Only lines holding the word "xlabel" should be copied from the material.

═════ Information given ═════

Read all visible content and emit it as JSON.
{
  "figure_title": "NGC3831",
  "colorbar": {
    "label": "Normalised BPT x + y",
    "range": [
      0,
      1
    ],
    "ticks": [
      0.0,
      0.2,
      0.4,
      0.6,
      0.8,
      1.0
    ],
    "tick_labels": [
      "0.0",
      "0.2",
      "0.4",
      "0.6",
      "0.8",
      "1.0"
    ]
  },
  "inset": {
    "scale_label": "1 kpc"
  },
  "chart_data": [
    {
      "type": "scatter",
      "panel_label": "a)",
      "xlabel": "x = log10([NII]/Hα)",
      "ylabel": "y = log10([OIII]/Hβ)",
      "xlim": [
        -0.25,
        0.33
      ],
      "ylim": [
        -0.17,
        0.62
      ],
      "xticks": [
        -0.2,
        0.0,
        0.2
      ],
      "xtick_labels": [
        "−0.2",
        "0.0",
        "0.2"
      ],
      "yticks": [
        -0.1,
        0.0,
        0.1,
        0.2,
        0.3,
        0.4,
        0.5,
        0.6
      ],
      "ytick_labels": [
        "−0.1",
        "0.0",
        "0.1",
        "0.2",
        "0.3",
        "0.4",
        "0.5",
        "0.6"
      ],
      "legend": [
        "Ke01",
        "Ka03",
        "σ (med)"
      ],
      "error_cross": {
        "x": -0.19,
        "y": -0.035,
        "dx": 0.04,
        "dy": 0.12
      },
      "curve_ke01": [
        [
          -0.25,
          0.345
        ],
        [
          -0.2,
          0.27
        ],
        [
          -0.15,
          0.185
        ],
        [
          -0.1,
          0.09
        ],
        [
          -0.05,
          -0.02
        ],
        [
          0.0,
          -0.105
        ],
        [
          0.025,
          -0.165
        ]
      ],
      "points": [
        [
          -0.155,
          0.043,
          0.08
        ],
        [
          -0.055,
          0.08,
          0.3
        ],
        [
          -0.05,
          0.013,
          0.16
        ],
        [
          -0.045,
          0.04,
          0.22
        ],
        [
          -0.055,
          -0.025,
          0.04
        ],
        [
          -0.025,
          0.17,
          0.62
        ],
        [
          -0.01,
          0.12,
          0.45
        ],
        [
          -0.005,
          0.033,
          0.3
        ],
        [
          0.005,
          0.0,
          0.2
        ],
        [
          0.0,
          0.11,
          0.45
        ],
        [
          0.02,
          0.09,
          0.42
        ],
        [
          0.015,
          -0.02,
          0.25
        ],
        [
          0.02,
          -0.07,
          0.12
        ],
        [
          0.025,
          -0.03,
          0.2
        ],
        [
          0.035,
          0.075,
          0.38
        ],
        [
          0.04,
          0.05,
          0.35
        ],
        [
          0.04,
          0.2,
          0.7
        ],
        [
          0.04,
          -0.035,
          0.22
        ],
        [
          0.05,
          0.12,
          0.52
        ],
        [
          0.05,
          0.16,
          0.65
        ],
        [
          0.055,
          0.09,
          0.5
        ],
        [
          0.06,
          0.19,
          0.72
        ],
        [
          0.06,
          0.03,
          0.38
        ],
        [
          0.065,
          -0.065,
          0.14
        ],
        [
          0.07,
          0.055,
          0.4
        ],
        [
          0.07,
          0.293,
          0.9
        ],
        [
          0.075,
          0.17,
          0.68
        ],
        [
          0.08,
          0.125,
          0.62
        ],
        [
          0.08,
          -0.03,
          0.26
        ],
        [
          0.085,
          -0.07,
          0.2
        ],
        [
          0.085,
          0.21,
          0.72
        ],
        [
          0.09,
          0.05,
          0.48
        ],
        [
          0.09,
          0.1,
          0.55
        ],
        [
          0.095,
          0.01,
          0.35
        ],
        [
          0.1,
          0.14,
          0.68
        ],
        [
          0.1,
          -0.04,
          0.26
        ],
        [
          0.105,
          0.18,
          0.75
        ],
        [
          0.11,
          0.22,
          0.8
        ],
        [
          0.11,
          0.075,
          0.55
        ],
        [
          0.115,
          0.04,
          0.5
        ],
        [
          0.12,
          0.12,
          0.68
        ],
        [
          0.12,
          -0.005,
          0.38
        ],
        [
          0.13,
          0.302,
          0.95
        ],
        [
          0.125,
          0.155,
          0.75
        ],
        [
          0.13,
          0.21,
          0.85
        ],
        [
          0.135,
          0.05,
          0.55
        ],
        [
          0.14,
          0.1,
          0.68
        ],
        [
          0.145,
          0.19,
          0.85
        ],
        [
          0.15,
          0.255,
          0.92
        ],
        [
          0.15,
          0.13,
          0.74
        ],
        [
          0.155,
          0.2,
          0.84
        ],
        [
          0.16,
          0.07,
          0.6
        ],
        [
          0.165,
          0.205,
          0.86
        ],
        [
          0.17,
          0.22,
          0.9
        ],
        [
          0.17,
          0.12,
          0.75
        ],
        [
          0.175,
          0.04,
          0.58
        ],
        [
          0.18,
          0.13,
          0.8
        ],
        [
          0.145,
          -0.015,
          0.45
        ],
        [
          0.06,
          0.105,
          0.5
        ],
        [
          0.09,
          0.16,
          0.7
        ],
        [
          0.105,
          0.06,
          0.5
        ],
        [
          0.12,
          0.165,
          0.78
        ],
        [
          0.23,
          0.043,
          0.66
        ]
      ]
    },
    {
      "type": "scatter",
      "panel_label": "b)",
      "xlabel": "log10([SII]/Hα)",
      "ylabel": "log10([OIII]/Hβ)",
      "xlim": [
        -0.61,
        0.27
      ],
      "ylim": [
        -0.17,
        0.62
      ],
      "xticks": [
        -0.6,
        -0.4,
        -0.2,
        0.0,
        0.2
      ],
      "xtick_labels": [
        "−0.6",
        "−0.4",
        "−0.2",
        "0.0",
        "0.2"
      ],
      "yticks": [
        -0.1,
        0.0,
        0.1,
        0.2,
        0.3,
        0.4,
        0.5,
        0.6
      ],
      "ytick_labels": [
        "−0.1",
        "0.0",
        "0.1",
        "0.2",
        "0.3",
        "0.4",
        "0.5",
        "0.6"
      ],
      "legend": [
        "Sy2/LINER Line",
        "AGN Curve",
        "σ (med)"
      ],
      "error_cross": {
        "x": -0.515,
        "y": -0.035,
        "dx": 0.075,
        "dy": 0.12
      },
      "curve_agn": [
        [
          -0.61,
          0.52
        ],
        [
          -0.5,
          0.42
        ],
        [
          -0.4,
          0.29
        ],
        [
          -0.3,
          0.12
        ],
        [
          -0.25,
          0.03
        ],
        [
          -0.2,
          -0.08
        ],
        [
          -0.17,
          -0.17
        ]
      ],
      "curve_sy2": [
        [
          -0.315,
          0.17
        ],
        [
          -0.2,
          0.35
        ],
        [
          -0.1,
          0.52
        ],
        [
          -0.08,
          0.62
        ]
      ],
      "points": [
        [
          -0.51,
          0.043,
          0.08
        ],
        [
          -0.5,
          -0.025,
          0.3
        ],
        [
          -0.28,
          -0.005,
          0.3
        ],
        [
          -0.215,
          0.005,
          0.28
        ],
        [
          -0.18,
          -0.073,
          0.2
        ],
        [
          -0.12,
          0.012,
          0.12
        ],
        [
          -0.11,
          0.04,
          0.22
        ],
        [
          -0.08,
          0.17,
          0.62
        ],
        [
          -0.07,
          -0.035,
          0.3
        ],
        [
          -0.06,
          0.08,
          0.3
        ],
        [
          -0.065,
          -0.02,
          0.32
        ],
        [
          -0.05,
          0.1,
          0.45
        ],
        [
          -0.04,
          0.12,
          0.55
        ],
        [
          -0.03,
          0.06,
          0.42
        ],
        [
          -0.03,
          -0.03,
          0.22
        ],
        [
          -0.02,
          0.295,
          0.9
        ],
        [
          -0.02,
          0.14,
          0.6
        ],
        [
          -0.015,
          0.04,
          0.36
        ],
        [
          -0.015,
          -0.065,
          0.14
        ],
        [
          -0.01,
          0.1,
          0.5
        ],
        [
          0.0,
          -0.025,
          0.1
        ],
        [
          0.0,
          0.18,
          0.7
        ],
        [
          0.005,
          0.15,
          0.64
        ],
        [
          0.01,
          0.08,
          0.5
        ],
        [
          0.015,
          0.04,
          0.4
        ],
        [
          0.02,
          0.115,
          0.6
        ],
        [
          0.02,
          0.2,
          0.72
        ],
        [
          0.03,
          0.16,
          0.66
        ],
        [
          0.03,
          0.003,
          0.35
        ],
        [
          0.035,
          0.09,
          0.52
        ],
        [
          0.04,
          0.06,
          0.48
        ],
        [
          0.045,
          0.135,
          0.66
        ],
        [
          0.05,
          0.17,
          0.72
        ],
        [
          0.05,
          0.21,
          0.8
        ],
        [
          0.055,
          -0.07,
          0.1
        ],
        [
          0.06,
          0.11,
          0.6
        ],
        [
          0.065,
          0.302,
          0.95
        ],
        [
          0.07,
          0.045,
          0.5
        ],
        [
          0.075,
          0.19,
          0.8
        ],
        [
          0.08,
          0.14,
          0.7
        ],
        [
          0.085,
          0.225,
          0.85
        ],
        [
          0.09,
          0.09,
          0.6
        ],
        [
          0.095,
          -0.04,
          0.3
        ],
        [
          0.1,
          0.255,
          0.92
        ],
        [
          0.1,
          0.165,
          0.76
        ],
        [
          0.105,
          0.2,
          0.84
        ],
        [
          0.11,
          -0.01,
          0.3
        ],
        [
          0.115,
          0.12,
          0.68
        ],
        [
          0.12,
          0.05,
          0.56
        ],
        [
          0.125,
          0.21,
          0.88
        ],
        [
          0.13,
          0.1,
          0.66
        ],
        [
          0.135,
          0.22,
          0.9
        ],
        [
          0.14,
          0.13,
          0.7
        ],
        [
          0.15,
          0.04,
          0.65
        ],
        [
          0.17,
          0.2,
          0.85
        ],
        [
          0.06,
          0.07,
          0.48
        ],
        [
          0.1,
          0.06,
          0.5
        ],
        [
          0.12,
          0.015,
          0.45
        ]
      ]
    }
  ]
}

═════

Answer below:
      "xlabel": "x = log10([NII]/Hα)",
      "xlabel": "log10([SII]/Hα)",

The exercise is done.